▶ EXERCISE OBJECTIVE
Scan the data below for the string "الإعراب". Show every line where it turns up.

▶ DATA IN THIS EXERCISE
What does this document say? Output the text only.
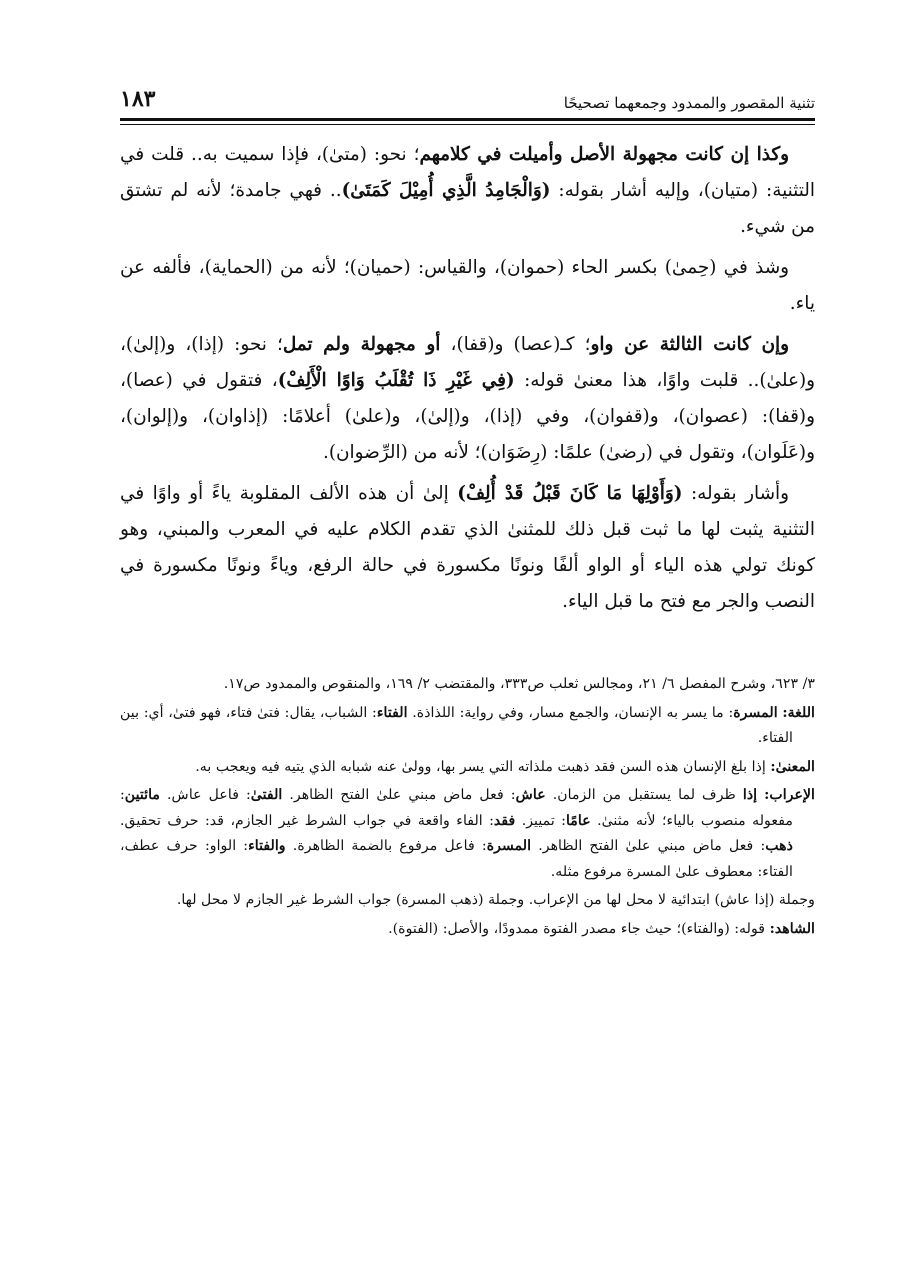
تثنية المقصور والممدود وجمعهما تصحيحًا
١٨٣

وكذا إن كانت مجهولة الأصل وأميلت في كلامهم؛ نحو: (متىٰ)، فإذا سميت به.. قلت في التثنية: (متيان)، وإليه أشار بقوله: (وَالْجَامِدُ الَّذِي أُمِيْلَ كَمَتَىٰ).. فهي جامدة؛ لأنه لم تشتق من شيء.

وشذ في (حِمىٰ) بكسر الحاء (حموان)، والقياس: (حميان)؛ لأنه من (الحماية)، فألفه عن ياء.

وإن كانت الثالثة عن واو؛ كـ(عصا) و(قفا)، أو مجهولة ولم تمل؛ نحو: (إذا)، و(إلىٰ)، و(علىٰ).. قلبت واوًا، هذا معنىٰ قوله: (فِي غَيْرِ ذَا تُقْلَبُ وَاوًا الْأَلِفْ)، فتقول في (عصا)، و(قفا): (عصوان)، و(قفوان)، وفي (إذا)، و(إلىٰ)، و(علىٰ) أعلامًا: (إذاوان)، و(إلوان)، و(عَلَوان)، وتقول في (رضىٰ) علمًا: (رِضَوَان)؛ لأنه من (الرِّضوان).

وأشار بقوله: (وَأَوْلِهَا مَا كَانَ قَبْلُ قَدْ أُلِفْ) إلىٰ أن هذه الألف المقلوبة ياءً أو واوًا في التثنية يثبت لها ما ثبت قبل ذلك للمثنىٰ الذي تقدم الكلام عليه في المعرب والمبني، وهو كونك تولي هذه الياء أو الواو ألفًا ونونًا مكسورة في حالة الرفع، وياءً ونونًا مكسورة في النصب والجر مع فتح ما قبل الياء.

٣/ ٦٢٣، وشرح المفصل ٦/ ٢١، ومجالس ثعلب ص٣٣٣، والمقتضب ٢/ ١٦٩، والمنقوص والممدود ص١٧.

اللغة: المسرة: ما يسر به الإنسان، والجمع مسار، وفي رواية: اللذاذة. الفتاء: الشباب، يقال: فتىٰ فتاء، فهو فتىٰ، أي: بين الفتاء.

المعنىٰ: إذا بلغ الإنسان هذه السن فقد ذهبت ملذاته التي يسر بها، وولىٰ عنه شبابه الذي يتيه فيه ويعجب به.

الإعراب: إذا ظرف لما يستقبل من الزمان. عاش: فعل ماض مبني علىٰ الفتح الظاهر. الفتىٰ: فاعل عاش. مائتين: مفعوله منصوب بالياء؛ لأنه مثنىٰ. عامًا: تمييز. فقد: الفاء واقعة في جواب الشرط غير الجازم، قد: حرف تحقيق. ذهب: فعل ماض مبني علىٰ الفتح الظاهر. المسرة: فاعل مرفوع بالضمة الظاهرة. والفتاء: الواو: حرف عطف، الفتاء: معطوف علىٰ المسرة مرفوع مثله.

وجملة (إذا عاش) ابتدائية لا محل لها من الإعراب. وجملة (ذهب المسرة) جواب الشرط غير الجازم لا محل لها.

الشاهد: قوله: (والفتاء)؛ حيث جاء مصدر الفتوة ممدودًا، والأصل: (الفتوة).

▶ EXERCISE RESPONSE
الإعراب: إذا ظرف لما يستقبل من الزمان. عاش: فعل ماض مبني علىٰ الفتح الظاهر. الفتىٰ: فاعل عاش. مائتين: مفعوله منصوب بالياء؛ لأنه مثنىٰ. عامًا: تمييز. فقد: الفاء واقعة في جواب الشرط غير الجازم، قد: حرف تحقيق. ذهب: فعل ماض مبني علىٰ الفتح الظاهر. المسرة: فاعل مرفوع بالضمة الظاهرة. والفتاء: الواو: حرف عطف، الفتاء: معطوف علىٰ المسرة مرفوع مثله.
وجملة (إذا عاش) ابتدائية لا محل لها من الإعراب. وجملة (ذهب المسرة) جواب الشرط غير الجازم لا محل لها.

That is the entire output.